#### [YOUR TASK]
Among the lines of this listing, determine how many contain the string "развертки". Answer with the number only.

#### [LISTING]
↓

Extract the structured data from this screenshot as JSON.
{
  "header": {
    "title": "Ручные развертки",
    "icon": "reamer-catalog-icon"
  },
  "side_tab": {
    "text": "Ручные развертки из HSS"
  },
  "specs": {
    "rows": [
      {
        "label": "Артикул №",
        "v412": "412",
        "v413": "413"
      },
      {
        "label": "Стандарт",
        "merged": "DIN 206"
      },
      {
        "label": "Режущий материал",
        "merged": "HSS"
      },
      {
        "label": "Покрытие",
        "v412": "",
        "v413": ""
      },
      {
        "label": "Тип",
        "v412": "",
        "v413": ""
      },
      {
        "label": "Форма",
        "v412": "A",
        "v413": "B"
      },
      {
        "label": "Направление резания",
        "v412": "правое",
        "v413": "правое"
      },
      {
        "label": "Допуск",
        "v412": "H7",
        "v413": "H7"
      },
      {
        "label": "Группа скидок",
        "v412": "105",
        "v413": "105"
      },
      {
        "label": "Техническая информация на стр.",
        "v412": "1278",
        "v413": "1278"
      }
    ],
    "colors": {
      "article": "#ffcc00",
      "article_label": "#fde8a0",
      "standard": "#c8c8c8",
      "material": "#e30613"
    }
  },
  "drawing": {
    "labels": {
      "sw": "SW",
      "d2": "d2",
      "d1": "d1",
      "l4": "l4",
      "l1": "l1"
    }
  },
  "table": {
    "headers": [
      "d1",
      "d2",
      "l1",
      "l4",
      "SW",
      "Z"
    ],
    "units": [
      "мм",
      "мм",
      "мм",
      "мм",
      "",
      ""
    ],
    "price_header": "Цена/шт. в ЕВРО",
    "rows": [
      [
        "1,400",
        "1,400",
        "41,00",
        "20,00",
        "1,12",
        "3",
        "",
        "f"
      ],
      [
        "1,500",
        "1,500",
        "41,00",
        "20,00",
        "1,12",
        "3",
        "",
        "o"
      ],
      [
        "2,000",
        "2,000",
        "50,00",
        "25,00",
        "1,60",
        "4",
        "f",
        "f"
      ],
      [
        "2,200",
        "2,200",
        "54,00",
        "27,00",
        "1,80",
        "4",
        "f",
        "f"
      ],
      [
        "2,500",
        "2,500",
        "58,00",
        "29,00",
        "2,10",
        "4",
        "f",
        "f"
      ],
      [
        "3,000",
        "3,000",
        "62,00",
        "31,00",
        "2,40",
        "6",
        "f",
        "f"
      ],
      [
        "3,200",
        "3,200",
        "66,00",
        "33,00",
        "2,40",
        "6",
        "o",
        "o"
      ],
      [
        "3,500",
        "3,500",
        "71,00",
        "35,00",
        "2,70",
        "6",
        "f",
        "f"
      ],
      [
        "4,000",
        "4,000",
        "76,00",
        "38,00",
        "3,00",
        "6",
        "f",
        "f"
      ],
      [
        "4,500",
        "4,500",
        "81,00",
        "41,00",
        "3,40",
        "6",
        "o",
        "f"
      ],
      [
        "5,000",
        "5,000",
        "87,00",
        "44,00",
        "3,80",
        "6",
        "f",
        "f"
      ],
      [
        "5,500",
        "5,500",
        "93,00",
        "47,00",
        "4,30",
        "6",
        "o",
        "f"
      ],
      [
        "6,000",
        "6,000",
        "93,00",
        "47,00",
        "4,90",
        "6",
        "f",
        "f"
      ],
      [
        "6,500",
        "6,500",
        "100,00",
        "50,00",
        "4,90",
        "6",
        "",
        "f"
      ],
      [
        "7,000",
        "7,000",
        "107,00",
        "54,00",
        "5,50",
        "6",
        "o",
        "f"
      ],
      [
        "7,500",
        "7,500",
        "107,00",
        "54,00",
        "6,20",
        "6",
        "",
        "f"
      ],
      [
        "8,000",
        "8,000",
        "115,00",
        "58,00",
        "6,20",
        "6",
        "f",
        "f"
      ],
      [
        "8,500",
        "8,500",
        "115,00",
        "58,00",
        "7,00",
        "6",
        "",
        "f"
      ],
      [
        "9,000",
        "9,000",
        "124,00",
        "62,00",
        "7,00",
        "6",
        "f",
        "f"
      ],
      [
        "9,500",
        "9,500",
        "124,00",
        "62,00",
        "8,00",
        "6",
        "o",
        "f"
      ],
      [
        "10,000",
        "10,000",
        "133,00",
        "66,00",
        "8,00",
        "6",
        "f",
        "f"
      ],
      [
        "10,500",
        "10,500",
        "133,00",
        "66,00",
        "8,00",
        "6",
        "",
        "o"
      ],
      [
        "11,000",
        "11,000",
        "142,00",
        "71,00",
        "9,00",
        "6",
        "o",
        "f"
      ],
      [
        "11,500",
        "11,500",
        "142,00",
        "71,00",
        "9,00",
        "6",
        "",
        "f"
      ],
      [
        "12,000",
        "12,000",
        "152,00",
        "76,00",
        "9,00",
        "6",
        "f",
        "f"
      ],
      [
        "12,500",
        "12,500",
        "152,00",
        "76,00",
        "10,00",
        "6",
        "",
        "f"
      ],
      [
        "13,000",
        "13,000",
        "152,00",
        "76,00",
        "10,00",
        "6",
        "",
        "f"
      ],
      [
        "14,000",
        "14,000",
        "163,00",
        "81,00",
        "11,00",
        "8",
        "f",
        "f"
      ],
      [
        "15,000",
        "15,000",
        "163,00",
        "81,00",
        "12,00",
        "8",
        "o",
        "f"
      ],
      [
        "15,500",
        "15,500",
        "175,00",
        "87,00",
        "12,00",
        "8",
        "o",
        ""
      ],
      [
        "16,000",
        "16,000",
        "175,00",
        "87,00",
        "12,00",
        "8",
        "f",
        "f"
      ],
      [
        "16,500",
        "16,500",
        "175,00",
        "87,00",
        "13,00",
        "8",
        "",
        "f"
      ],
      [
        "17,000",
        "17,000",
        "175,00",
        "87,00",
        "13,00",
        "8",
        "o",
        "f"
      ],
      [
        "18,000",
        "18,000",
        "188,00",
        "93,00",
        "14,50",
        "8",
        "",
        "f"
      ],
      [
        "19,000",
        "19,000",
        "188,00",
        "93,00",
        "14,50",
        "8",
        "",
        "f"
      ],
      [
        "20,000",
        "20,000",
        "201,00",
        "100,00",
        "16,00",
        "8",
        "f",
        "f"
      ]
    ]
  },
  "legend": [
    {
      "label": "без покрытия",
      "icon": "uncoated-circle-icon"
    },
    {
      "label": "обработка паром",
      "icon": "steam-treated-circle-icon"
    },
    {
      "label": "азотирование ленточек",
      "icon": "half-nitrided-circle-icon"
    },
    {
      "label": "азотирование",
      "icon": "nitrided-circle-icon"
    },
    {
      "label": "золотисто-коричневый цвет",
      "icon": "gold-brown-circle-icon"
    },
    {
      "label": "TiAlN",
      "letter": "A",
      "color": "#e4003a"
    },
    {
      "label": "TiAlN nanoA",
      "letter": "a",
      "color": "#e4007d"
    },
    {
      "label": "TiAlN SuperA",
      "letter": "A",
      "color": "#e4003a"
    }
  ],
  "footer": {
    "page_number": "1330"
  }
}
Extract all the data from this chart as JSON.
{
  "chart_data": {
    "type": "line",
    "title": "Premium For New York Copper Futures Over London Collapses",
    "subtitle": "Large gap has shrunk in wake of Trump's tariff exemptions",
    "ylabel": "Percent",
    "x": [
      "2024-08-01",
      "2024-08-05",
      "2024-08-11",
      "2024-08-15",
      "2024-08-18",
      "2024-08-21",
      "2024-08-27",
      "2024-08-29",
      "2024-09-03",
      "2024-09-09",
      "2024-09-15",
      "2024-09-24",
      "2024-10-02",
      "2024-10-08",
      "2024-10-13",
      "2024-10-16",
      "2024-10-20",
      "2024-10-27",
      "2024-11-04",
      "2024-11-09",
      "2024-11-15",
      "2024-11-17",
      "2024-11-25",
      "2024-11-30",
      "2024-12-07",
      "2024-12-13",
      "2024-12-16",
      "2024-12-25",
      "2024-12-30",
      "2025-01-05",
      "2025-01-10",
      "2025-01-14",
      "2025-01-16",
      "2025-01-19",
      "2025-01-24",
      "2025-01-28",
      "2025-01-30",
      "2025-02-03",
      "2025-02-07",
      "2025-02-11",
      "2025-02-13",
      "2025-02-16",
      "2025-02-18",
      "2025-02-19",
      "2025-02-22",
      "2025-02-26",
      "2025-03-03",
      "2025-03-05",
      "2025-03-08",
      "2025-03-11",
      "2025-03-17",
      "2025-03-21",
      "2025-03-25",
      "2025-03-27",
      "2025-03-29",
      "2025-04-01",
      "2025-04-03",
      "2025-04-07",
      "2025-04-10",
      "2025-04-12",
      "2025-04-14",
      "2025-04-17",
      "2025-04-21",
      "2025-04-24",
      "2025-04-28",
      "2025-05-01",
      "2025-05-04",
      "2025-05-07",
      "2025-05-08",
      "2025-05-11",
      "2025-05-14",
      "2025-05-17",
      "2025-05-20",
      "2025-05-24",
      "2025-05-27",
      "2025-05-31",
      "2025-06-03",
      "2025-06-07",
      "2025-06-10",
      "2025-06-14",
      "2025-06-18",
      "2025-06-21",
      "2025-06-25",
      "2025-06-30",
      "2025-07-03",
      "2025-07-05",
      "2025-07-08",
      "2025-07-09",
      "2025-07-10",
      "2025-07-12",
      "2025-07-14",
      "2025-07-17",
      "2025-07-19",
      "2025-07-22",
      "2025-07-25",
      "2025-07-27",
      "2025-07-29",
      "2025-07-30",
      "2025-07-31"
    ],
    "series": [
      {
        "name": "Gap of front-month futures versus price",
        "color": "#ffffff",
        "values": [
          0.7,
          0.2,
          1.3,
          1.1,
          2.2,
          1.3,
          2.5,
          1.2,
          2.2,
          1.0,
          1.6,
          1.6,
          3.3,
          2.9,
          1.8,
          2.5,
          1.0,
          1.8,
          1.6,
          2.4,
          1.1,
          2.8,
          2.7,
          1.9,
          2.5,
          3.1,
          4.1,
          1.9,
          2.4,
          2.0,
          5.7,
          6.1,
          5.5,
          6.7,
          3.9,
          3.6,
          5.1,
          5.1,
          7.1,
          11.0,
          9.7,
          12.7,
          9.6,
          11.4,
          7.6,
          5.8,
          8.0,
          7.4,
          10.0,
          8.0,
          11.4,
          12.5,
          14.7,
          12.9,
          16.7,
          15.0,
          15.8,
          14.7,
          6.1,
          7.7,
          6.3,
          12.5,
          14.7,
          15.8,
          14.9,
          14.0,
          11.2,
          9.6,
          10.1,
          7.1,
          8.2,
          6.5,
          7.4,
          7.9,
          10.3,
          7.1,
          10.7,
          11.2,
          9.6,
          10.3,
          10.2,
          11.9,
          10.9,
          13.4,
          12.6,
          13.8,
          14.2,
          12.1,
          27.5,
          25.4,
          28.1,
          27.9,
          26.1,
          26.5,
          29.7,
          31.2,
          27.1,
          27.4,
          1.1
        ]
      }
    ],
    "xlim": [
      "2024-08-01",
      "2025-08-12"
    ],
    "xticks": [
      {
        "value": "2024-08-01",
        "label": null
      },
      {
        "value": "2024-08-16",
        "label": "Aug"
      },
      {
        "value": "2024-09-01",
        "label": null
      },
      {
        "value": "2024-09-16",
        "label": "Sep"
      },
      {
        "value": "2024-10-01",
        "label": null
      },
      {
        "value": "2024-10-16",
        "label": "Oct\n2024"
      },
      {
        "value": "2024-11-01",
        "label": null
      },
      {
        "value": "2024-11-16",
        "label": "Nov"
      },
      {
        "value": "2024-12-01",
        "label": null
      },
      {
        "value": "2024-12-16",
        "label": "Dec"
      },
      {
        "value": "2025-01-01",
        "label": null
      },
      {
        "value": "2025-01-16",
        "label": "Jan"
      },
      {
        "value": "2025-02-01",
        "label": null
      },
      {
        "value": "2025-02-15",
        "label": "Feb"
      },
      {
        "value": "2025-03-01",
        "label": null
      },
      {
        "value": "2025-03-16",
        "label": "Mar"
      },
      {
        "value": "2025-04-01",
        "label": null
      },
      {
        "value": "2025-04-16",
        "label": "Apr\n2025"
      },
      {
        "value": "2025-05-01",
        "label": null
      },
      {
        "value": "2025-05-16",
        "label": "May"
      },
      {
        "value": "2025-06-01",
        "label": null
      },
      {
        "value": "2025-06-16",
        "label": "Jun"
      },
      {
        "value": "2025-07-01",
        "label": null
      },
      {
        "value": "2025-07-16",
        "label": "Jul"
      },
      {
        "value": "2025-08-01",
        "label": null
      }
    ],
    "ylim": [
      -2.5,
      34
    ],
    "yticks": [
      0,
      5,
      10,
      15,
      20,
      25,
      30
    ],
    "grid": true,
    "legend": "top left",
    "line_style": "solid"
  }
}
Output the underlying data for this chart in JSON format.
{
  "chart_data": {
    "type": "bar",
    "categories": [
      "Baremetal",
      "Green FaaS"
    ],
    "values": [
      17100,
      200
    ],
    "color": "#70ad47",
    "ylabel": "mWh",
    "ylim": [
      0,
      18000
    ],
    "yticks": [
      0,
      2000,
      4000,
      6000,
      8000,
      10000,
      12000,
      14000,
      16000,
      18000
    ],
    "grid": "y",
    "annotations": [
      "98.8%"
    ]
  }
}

↑

#### [TASK RESULT]
2